# Fluval 3.0 frustration!



## Seattle_Aquarist (Jun 15, 2008)

Hi @CaptainCrowe,

In these days of instant gratification one thing planted tanks have taught me is patience. I think a lot of times there is the expectation that this magnificent planted aquarium will occur with little learning or effort (preferably overnight), unfortunately this is not the case. I found the best thing I can do is have a routine with consistent light levels and photoperiod, consistent nutrient levels, and regular water changes. A three week old tank is not even 'settled in' yet, may not have completed its 'nitrogen cycle' and any emersed grown plants are still in transition. Just keep a routine for a couple of months and see what is happening at that point.

My 45 gallon when planted 01/10









My 45 gallon 07/10


----------



## lksdrinker (Feb 12, 2014)

I'm not seeing why your complaint is specifically about the light? Is this a new tank thats only been set up for three weeks now? Or was it an established tank and you've just had this new light for 3 weeks?


----------



## CaptainCrowe (Mar 26, 2018)

lksdrinker said:


> I'm not seeing why your complaint is specifically about the light? Is this a new tank thats only been set up for three weeks now? Or was it an established tank and you've just had this new light for 3 weeks?


It has had plants in it for about a month and a half, but I have had the light itself for 3 weeks or so. I noticed some cyanobacteria growing on one of my bacopa leaves today, so that combined with my once healthy rotala which are now melting are what has triggered my frustration.


----------



## lksdrinker (Feb 12, 2014)

CaptainCrowe said:


> It has had plants in it for about a month and a half, but I have had the light itself for 3 weeks or so. I noticed some cyanobacteria growing on one of my bacopa leaves today, so that combined with my once healthy rotala which are now melting are what has triggered my frustration.

Extracted information ▸
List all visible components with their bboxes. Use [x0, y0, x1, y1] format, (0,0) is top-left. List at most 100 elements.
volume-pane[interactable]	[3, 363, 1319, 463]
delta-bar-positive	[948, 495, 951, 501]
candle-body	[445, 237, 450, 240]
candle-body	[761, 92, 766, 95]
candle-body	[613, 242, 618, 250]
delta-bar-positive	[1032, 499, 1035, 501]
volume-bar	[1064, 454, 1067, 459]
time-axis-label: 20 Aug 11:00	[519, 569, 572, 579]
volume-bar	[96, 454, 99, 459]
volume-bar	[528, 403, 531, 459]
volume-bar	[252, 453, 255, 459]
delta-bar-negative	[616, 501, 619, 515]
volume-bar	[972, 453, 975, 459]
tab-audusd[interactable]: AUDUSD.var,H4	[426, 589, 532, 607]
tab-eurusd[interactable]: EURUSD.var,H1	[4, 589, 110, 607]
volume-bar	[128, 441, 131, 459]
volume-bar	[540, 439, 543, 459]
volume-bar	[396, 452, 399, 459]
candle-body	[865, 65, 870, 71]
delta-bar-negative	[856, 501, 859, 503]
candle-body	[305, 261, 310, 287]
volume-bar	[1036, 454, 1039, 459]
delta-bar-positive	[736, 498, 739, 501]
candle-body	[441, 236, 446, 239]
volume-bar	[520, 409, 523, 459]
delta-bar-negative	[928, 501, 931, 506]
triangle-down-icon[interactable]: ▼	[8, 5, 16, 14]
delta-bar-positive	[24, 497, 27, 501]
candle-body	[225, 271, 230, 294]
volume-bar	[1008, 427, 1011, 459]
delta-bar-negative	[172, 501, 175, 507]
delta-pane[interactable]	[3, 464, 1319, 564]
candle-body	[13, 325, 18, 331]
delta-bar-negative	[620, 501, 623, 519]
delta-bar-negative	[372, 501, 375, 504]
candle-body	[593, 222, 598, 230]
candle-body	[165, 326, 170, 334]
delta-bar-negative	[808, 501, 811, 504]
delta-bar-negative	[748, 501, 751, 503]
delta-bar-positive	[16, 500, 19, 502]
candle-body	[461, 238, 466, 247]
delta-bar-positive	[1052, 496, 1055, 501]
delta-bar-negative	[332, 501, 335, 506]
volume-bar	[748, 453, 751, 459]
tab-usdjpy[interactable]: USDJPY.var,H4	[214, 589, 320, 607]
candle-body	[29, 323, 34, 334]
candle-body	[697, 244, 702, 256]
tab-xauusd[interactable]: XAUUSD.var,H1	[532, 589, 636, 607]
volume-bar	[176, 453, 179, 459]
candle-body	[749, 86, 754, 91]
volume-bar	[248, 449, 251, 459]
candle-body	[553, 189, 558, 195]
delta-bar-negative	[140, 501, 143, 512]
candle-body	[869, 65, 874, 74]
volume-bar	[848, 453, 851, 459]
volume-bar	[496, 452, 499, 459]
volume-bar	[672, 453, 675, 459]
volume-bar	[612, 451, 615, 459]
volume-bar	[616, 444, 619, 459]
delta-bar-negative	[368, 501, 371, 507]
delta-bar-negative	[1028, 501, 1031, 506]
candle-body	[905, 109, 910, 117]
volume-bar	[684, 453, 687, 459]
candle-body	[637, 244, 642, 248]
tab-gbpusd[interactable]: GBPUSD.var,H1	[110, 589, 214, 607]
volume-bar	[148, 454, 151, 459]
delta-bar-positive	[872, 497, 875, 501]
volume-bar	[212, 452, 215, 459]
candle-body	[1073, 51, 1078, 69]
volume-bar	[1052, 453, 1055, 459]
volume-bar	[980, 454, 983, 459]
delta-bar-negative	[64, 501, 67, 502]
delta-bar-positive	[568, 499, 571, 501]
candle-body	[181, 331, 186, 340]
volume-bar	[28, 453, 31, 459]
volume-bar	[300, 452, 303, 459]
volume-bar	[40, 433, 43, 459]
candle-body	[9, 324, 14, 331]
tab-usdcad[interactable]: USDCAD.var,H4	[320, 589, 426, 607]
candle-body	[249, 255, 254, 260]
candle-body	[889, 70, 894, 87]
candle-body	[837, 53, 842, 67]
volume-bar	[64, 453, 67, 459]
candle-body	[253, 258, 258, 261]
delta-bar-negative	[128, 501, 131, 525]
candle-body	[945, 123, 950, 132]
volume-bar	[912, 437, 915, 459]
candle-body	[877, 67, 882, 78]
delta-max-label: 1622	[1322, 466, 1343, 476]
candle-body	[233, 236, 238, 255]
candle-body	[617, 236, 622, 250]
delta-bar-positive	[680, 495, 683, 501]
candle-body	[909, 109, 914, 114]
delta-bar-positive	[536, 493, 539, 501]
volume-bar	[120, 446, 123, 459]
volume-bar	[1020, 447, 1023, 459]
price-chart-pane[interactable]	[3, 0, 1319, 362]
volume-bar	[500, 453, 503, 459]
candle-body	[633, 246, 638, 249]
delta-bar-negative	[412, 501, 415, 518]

Parts of the exercise ▸
1 - State whether each statement agrees with the Fluval 3.0 thread, answering yes or no and quoting the deciding words: (a) Seattle_Aquarist lists regular water changes as part of a routine; (b) CaptainCrowe has had the light longer than the plants have been in the tank; (c) CaptainCrowe found cyanobacteria on a rotala leaf.
2 - Write a continuation of the Fluval 3.0 thread, starting after its last sentence.
The entries have no connection to the forum thread about the Fluval 3.0 light.

Expected responses ▸
1 -
(a) Yes: "consistent nutrient levels, and regular water changes."
(b) No: "It has had plants in it for about a month and a half, but I have had the light itself for 3 weeks or so."
(c) No: "I noticed some cyanobacteria growing on one of my bacopa leaves today"

2 -
So its still a relatively new setup. Start making some adjustments as you notice things. If it were me I'd dial back the photo period to something more like 6 or 7 hours instead of the 10 you have now. If you are truly seeing melting then the plants are still adjusting to the current setup and they should bounce back (although I've never seen rotala melt). The holes in the new growth could indicate a deficiency of some sort, or toxicity of another, but I'd just be guessing as to what exactly. Either way I doubt its caused by the new light.


----------



## CaptainCrowe (Mar 26, 2018)

lksdrinker said:


> So its still a relatively new setup. Start making some adjustments as you notice things. If it were me I'd dial back the photo period to something more like 6 or 7 hours instead of the 10 you have now. If you are truly seeing melting then the plants are still adjusting to the current setup and they should bounce back (although I've never seen rotala melt). The holes in the new growth could indicate a deficiency of some sort, or toxicity of another, but I'd just be guessing as to what exactly. Either way I doubt its caused by the new light.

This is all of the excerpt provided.